##### ENTRIES

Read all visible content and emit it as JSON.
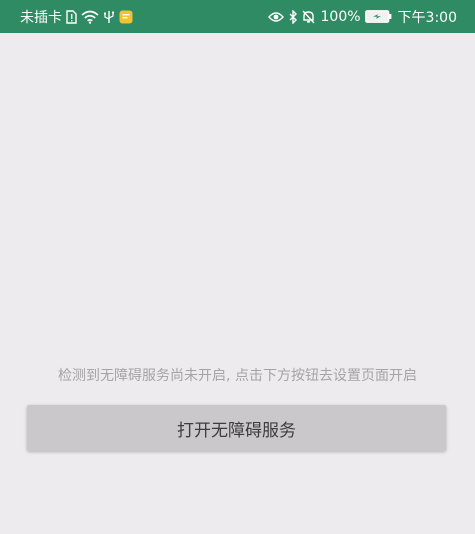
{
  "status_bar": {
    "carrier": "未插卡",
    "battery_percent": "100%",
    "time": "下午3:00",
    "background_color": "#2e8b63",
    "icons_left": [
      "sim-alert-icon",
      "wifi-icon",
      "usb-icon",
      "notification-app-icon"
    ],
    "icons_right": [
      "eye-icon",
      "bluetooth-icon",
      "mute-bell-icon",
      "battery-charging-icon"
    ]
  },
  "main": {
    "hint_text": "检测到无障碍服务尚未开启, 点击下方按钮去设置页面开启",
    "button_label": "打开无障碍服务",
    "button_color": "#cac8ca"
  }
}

##########
##### ENTRIES

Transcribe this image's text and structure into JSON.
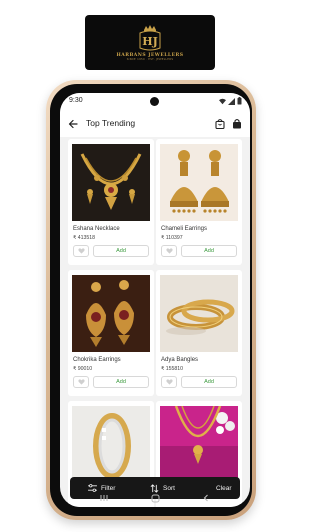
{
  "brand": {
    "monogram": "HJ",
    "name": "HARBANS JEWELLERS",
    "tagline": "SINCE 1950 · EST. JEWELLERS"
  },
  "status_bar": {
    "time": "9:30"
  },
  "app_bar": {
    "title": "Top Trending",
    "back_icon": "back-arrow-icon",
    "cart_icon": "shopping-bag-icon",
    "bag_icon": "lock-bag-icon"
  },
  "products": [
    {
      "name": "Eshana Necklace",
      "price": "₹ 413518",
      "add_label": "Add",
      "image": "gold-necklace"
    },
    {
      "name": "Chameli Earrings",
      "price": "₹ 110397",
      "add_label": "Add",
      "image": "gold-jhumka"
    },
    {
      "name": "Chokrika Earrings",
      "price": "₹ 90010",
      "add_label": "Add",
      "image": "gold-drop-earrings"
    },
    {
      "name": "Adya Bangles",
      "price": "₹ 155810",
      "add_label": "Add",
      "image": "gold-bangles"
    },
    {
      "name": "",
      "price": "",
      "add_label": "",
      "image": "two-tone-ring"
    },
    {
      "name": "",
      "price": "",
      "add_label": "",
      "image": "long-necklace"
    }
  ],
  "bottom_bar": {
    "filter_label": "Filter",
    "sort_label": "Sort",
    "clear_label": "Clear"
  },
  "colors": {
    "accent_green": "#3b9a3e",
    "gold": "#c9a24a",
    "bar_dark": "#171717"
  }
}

##########

TO DO
Go through the data above and find the lines with the word "price". Copy each of those lines.

ANSWER
      "price": "₹ 413518",
      "price": "₹ 110397",
      "price": "₹ 90010",
      "price": "₹ 155810",
      "price": "",
      "price": "",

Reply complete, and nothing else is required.